■ MATERIAL PROVIDED:
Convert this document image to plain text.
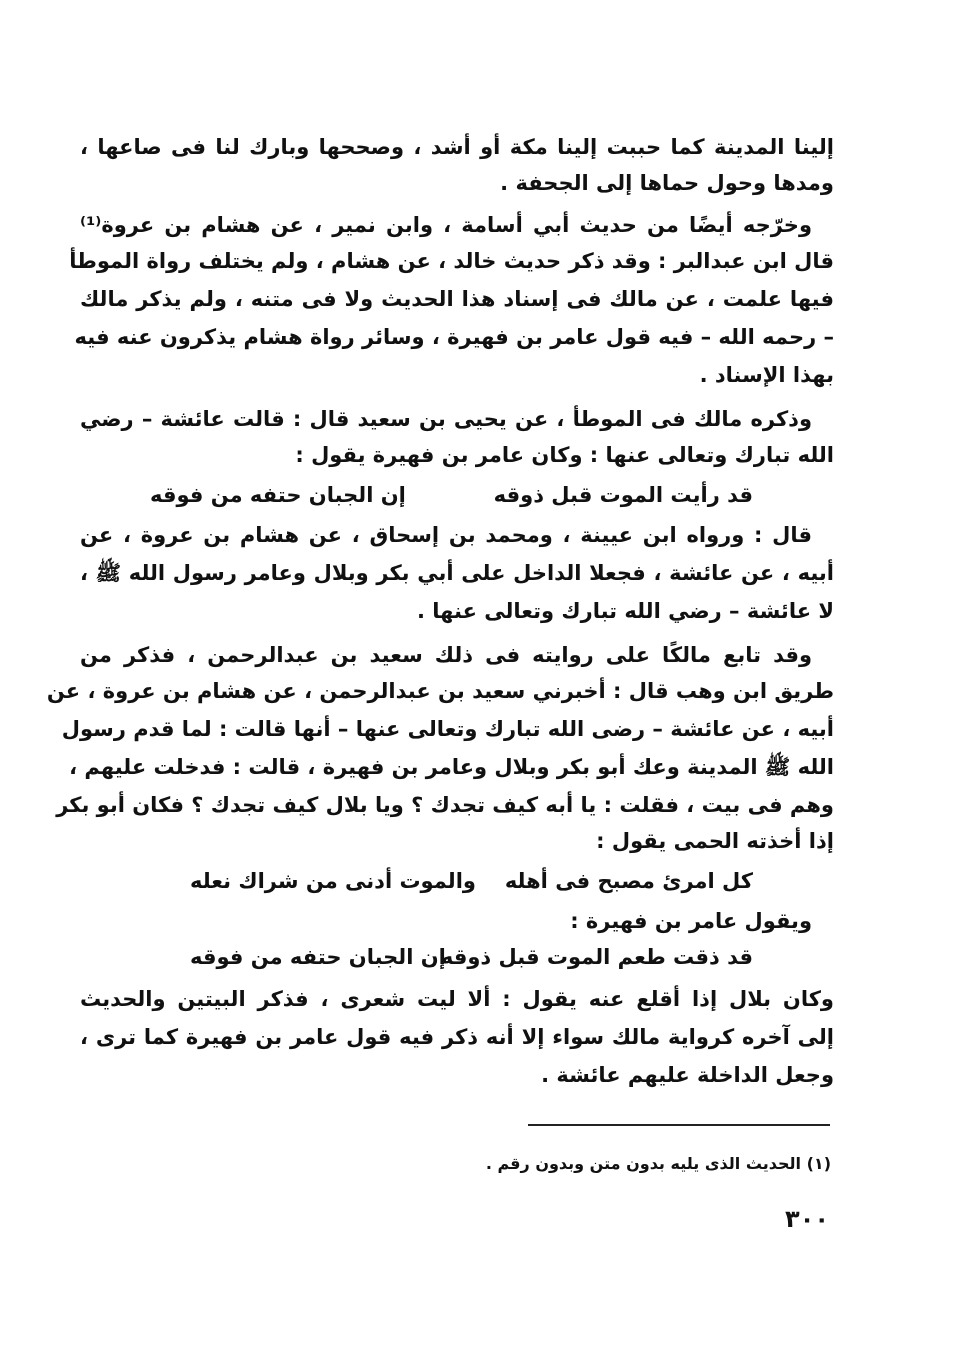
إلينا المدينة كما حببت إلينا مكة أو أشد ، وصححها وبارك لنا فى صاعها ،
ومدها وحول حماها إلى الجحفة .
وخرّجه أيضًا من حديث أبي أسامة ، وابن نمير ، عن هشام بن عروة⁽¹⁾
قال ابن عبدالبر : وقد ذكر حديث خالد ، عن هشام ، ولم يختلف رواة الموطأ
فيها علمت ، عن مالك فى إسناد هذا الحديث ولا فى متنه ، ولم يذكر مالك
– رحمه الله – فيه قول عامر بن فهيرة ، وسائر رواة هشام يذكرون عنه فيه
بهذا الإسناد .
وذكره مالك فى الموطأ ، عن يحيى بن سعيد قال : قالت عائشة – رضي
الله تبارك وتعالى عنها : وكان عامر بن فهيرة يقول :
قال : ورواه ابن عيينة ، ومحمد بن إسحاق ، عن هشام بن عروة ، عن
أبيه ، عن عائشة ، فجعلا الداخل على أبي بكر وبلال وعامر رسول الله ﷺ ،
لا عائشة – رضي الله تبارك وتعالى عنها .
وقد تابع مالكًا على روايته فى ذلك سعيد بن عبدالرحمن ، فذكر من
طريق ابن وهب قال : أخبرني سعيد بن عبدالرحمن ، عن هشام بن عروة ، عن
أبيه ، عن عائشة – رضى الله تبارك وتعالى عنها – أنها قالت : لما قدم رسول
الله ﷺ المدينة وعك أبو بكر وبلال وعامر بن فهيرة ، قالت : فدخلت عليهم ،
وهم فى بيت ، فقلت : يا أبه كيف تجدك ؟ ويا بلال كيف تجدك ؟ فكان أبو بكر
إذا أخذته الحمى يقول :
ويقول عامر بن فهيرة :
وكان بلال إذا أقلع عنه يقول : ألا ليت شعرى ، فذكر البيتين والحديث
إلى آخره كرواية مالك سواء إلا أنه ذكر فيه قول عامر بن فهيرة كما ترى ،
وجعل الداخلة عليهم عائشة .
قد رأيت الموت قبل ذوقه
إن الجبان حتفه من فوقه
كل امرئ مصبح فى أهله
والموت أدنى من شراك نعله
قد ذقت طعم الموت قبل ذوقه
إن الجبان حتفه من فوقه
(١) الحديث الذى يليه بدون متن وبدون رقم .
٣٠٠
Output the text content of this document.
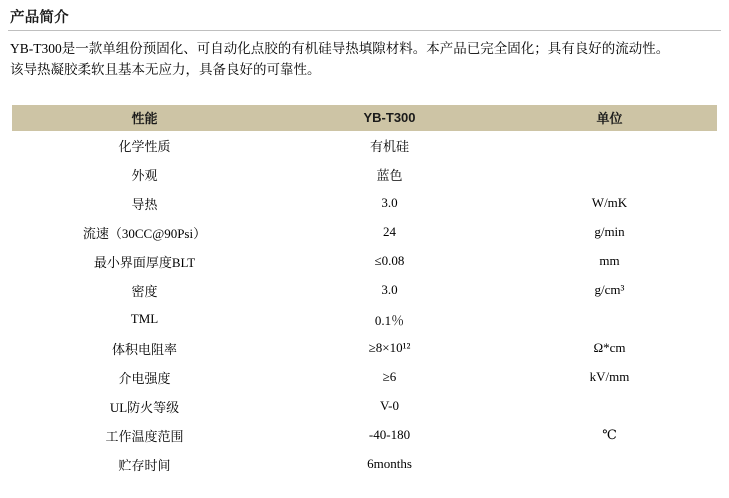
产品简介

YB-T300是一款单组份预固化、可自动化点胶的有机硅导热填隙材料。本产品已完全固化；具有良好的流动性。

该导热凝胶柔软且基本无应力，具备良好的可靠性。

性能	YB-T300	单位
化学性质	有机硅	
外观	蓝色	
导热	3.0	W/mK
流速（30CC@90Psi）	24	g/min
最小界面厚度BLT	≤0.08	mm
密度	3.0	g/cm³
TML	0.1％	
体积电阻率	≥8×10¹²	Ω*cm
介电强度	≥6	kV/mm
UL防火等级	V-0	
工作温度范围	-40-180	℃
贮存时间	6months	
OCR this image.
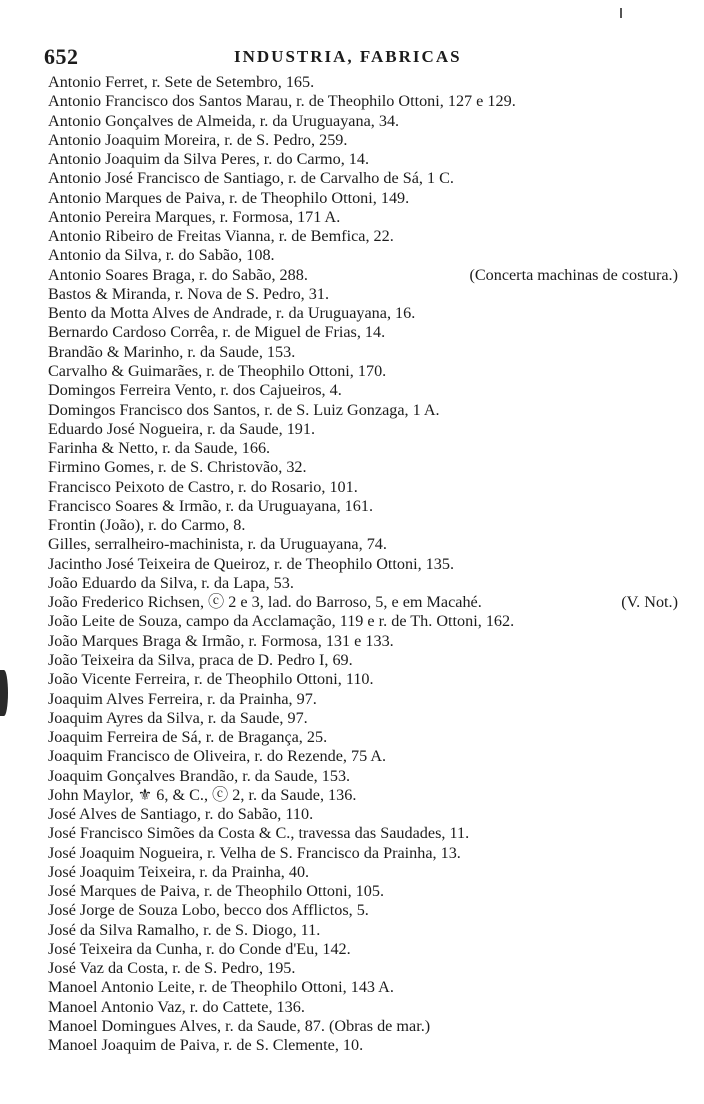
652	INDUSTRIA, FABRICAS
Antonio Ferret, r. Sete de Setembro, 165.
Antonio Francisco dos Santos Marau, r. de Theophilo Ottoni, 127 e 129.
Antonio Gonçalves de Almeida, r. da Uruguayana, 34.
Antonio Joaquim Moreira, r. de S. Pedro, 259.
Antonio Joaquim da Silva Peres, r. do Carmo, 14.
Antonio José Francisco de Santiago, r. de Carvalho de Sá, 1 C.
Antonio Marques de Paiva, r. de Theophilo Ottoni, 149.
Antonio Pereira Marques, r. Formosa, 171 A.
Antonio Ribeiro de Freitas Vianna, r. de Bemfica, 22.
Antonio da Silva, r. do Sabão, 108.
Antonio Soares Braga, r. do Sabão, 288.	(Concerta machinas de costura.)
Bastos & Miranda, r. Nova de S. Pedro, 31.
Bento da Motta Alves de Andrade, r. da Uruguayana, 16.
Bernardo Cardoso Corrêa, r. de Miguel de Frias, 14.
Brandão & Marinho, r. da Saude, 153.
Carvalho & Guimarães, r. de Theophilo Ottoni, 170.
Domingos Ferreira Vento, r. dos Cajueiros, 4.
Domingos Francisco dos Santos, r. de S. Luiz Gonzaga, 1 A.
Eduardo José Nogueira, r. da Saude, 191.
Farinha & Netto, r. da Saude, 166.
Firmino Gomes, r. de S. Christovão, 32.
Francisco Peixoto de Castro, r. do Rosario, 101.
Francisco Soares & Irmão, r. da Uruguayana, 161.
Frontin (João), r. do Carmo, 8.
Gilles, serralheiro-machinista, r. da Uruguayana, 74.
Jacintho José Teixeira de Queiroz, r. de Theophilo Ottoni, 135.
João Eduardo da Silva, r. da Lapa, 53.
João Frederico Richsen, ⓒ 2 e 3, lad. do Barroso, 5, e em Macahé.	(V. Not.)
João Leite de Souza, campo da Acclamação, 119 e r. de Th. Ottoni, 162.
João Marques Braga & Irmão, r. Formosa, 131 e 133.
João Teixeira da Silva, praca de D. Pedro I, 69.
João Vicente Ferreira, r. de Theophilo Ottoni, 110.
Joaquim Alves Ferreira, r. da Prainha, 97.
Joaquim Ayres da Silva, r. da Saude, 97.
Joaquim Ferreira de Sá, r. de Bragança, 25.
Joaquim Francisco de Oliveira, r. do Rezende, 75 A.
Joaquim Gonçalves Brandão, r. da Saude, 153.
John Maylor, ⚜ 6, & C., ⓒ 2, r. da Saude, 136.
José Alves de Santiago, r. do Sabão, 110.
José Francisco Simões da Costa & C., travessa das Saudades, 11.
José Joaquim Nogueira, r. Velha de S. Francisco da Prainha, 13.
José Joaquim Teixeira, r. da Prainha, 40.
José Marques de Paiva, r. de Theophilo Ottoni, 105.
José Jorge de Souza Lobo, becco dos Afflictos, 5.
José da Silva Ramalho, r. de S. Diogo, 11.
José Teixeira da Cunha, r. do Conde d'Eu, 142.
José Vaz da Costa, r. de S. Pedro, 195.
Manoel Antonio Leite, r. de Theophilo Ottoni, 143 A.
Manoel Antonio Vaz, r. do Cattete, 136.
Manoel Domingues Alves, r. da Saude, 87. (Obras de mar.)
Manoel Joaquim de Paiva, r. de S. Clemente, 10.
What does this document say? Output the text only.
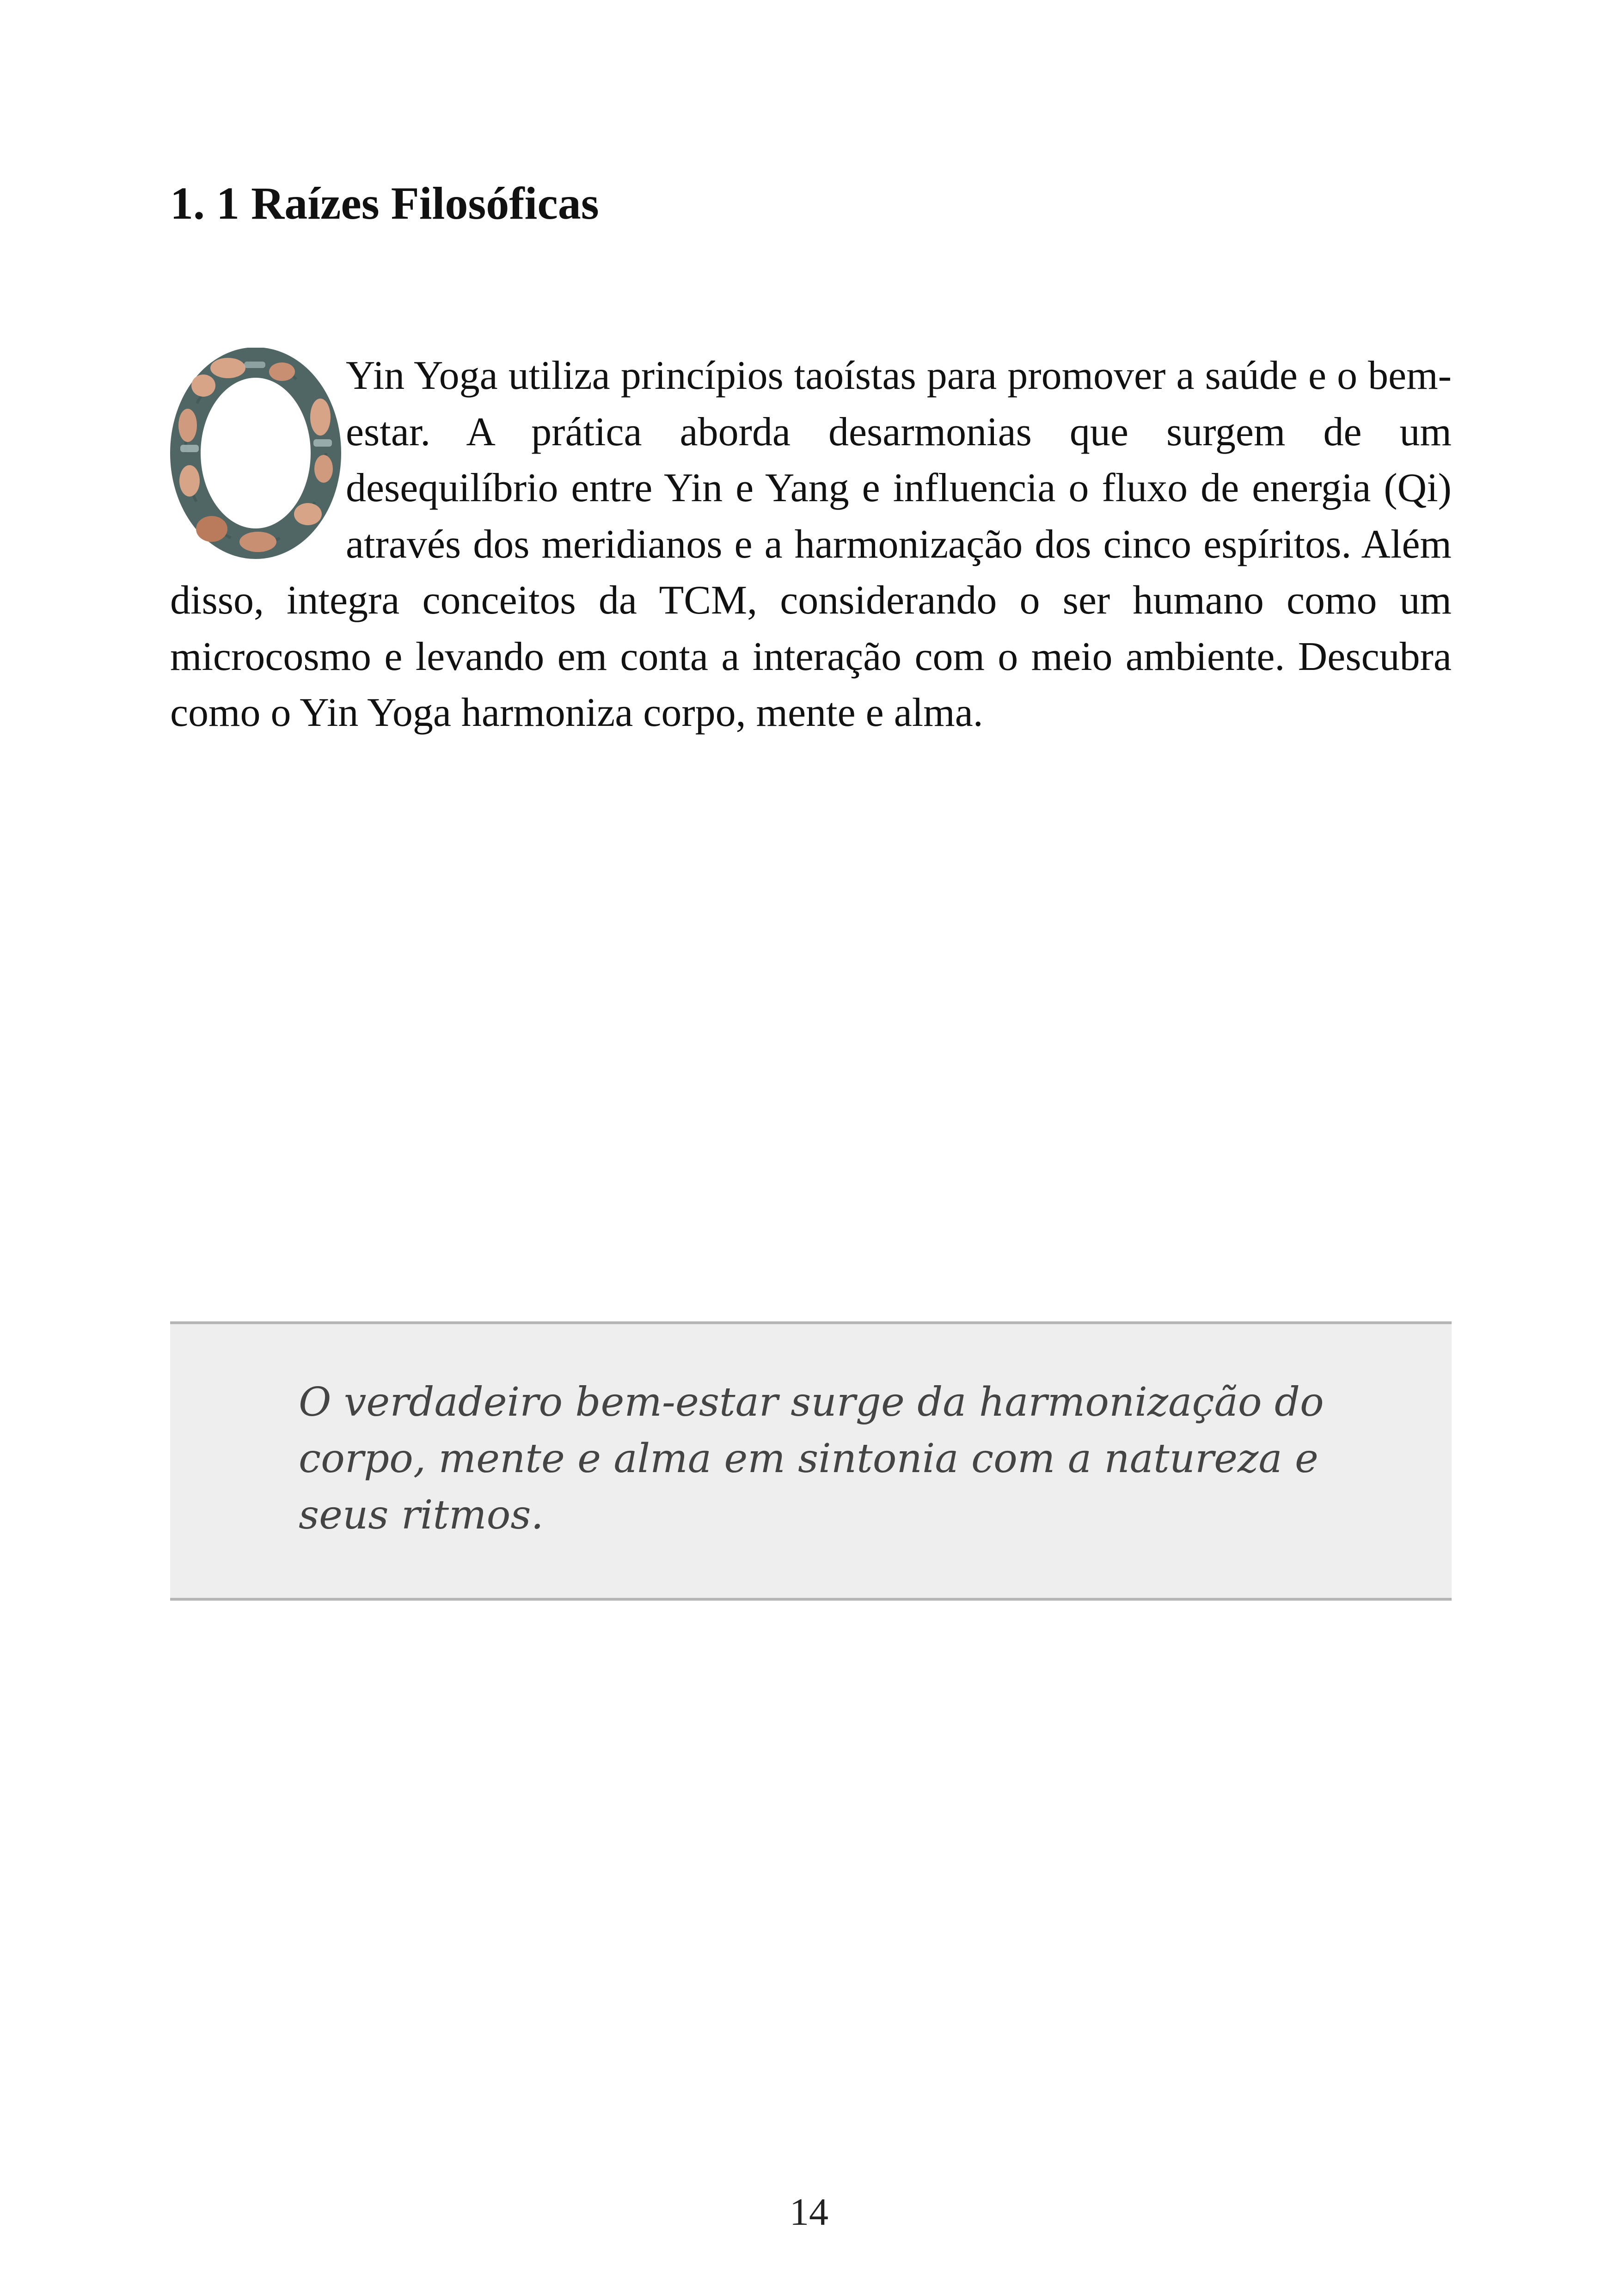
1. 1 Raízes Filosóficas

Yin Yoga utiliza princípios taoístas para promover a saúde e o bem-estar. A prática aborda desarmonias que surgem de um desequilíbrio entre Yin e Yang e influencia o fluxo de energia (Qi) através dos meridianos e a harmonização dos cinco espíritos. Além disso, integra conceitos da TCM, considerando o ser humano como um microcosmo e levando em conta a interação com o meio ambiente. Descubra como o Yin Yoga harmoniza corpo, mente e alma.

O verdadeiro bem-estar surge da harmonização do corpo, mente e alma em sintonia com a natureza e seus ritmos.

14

■ SHORT TASK: Transcribe exactly the portion of the material above that runs from the line containing "What does this" through its last line, omitting all pictures.

■ THE RESULT:
What does this document say? Output the text only.
1. 1 Raízes Filosóficas

Yin Yoga utiliza princípios taoístas para promover a saúde e o bem-estar. A prática aborda desarmonias que surgem de um desequilíbrio entre Yin e Yang e influencia o fluxo de energia (Qi) através dos meridianos e a harmonização dos cinco espíritos. Além disso, integra conceitos da TCM, considerando o ser humano como um microcosmo e levando em conta a interação com o meio ambiente. Descubra como o Yin Yoga harmoniza corpo, mente e alma.

O verdadeiro bem-estar surge da harmonização do corpo, mente e alma em sintonia com a natureza e seus ritmos.

14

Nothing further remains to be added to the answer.